**Exercise brief**. Restate the listing below word for word. No picture belongs in the result.

**Records to use**.
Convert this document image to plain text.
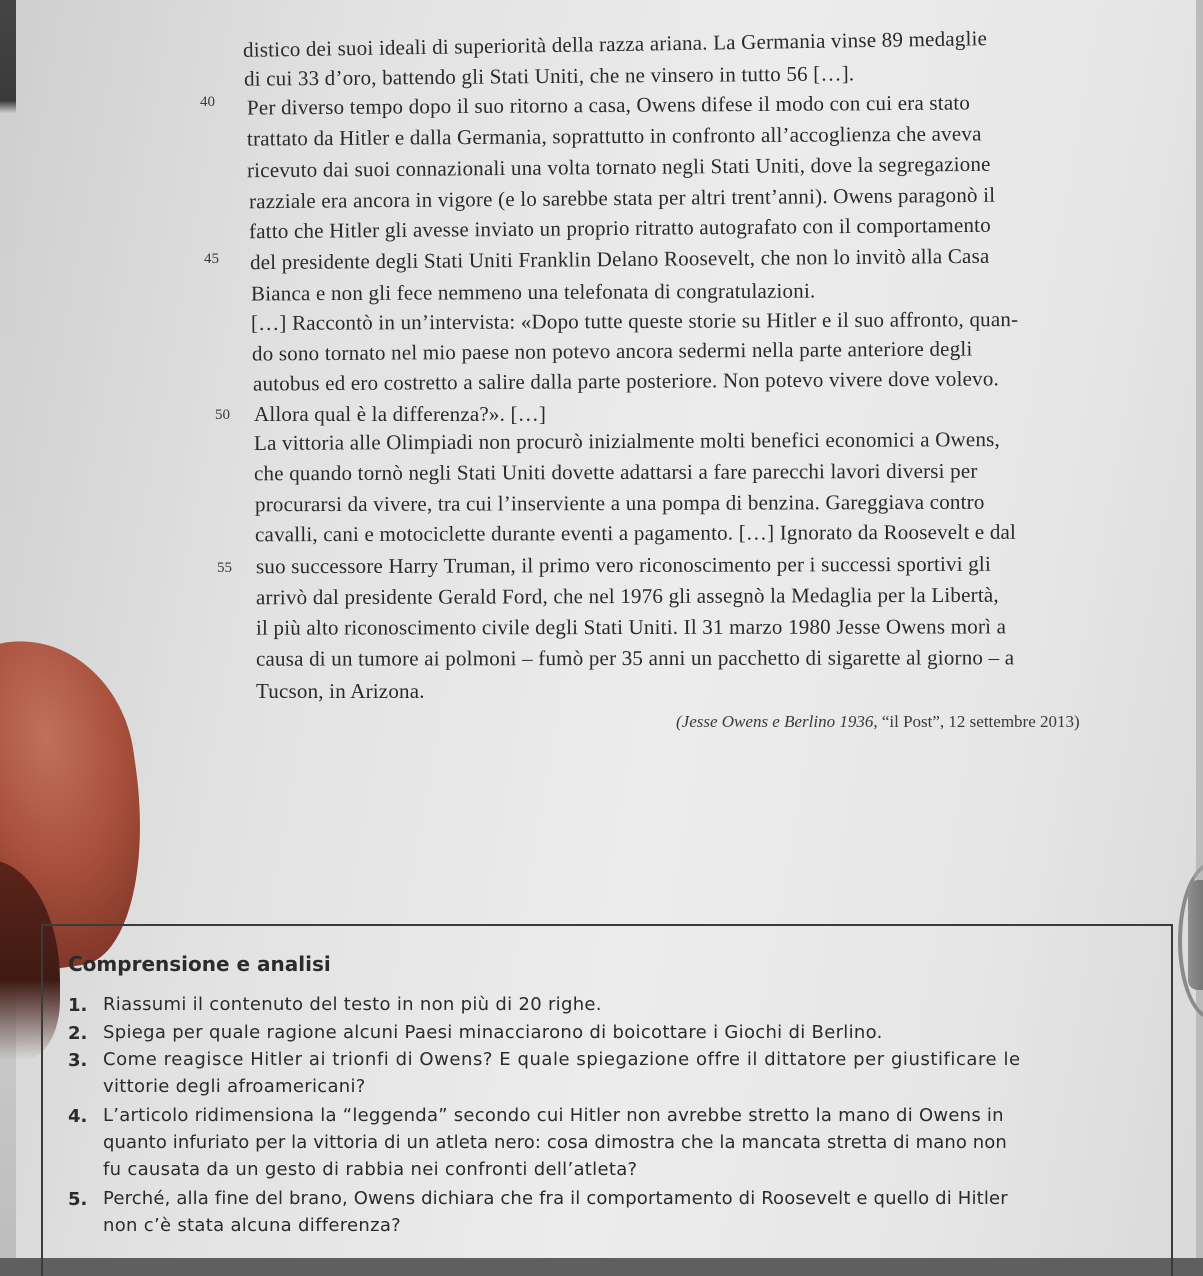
distico dei suoi ideali di superiorità della razza ariana. La Germania vinse 89 medaglie
di cui 33 d’oro, battendo gli Stati Uniti, che ne vinsero in tutto 56 […].
Per diverso tempo dopo il suo ritorno a casa, Owens difese il modo con cui era stato
trattato da Hitler e dalla Germania, soprattutto in confronto all’accoglienza che aveva
ricevuto dai suoi connazionali una volta tornato negli Stati Uniti, dove la segregazione
razziale era ancora in vigore (e lo sarebbe stata per altri trent’anni). Owens paragonò il
fatto che Hitler gli avesse inviato un proprio ritratto autografato con il comportamento
del presidente degli Stati Uniti Franklin Delano Roosevelt, che non lo invitò alla Casa
Bianca e non gli fece nemmeno una telefonata di congratulazioni.
[…] Raccontò in un’intervista: «Dopo tutte queste storie su Hitler e il suo affronto, quan-
do sono tornato nel mio paese non potevo ancora sedermi nella parte anteriore degli
autobus ed ero costretto a salire dalla parte posteriore. Non potevo vivere dove volevo.
Allora qual è la differenza?». […]
La vittoria alle Olimpiadi non procurò inizialmente molti benefici economici a Owens,
che quando tornò negli Stati Uniti dovette adattarsi a fare parecchi lavori diversi per
procurarsi da vivere, tra cui l’inserviente a una pompa di benzina. Gareggiava contro
cavalli, cani e motociclette durante eventi a pagamento. […] Ignorato da Roosevelt e dal
suo successore Harry Truman, il primo vero riconoscimento per i successi sportivi gli
arrivò dal presidente Gerald Ford, che nel 1976 gli assegnò la Medaglia per la Libertà,
il più alto riconoscimento civile degli Stati Uniti. Il 31 marzo 1980 Jesse Owens morì a
causa di un tumore ai polmoni – fumò per 35 anni un pacchetto di sigarette al giorno – a
Tucson, in Arizona.
40
45
50
55
(Jesse Owens e Berlino 1936, “il Post”, 12 settembre 2013)
Comprensione e analisi
1. Riassumi il contenuto del testo in non più di 20 righe.
2. Spiega per quale ragione alcuni Paesi minacciarono di boicottare i Giochi di Berlino.
3. Come reagisce Hitler ai trionfi di Owens? E quale spiegazione offre il dittatore per giustificare le
vittorie degli afroamericani?
4. L’articolo ridimensiona la “leggenda” secondo cui Hitler non avrebbe stretto la mano di Owens in
quanto infuriato per la vittoria di un atleta nero: cosa dimostra che la mancata stretta di mano non
fu causata da un gesto di rabbia nei confronti dell’atleta?
5. Perché, alla fine del brano, Owens dichiara che fra il comportamento di Roosevelt e quello di Hitler
non c’è stata alcuna differenza?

**Solution**.
Convert this document image to plain text.
distico dei suoi ideali di superiorità della razza ariana. La Germania vinse 89 medaglie
di cui 33 d’oro, battendo gli Stati Uniti, che ne vinsero in tutto 56 […].
Per diverso tempo dopo il suo ritorno a casa, Owens difese il modo con cui era stato
trattato da Hitler e dalla Germania, soprattutto in confronto all’accoglienza che aveva
ricevuto dai suoi connazionali una volta tornato negli Stati Uniti, dove la segregazione
razziale era ancora in vigore (e lo sarebbe stata per altri trent’anni). Owens paragonò il
fatto che Hitler gli avesse inviato un proprio ritratto autografato con il comportamento
del presidente degli Stati Uniti Franklin Delano Roosevelt, che non lo invitò alla Casa
Bianca e non gli fece nemmeno una telefonata di congratulazioni.
[…] Raccontò in un’intervista: «Dopo tutte queste storie su Hitler e il suo affronto, quan-
do sono tornato nel mio paese non potevo ancora sedermi nella parte anteriore degli
autobus ed ero costretto a salire dalla parte posteriore. Non potevo vivere dove volevo.
Allora qual è la differenza?». […]
La vittoria alle Olimpiadi non procurò inizialmente molti benefici economici a Owens,
che quando tornò negli Stati Uniti dovette adattarsi a fare parecchi lavori diversi per
procurarsi da vivere, tra cui l’inserviente a una pompa di benzina. Gareggiava contro
cavalli, cani e motociclette durante eventi a pagamento. […] Ignorato da Roosevelt e dal
suo successore Harry Truman, il primo vero riconoscimento per i successi sportivi gli
arrivò dal presidente Gerald Ford, che nel 1976 gli assegnò la Medaglia per la Libertà,
il più alto riconoscimento civile degli Stati Uniti. Il 31 marzo 1980 Jesse Owens morì a
causa di un tumore ai polmoni – fumò per 35 anni un pacchetto di sigarette al giorno – a
Tucson, in Arizona.
40
45
50
55
(Jesse Owens e Berlino 1936, “il Post”, 12 settembre 2013)
Comprensione e analisi
1. Riassumi il contenuto del testo in non più di 20 righe.
2. Spiega per quale ragione alcuni Paesi minacciarono di boicottare i Giochi di Berlino.
3. Come reagisce Hitler ai trionfi di Owens? E quale spiegazione offre il dittatore per giustificare le
vittorie degli afroamericani?
4. L’articolo ridimensiona la “leggenda” secondo cui Hitler non avrebbe stretto la mano di Owens in
quanto infuriato per la vittoria di un atleta nero: cosa dimostra che la mancata stretta di mano non
fu causata da un gesto di rabbia nei confronti dell’atleta?
5. Perché, alla fine del brano, Owens dichiara che fra il comportamento di Roosevelt e quello di Hitler
non c’è stata alcuna differenza?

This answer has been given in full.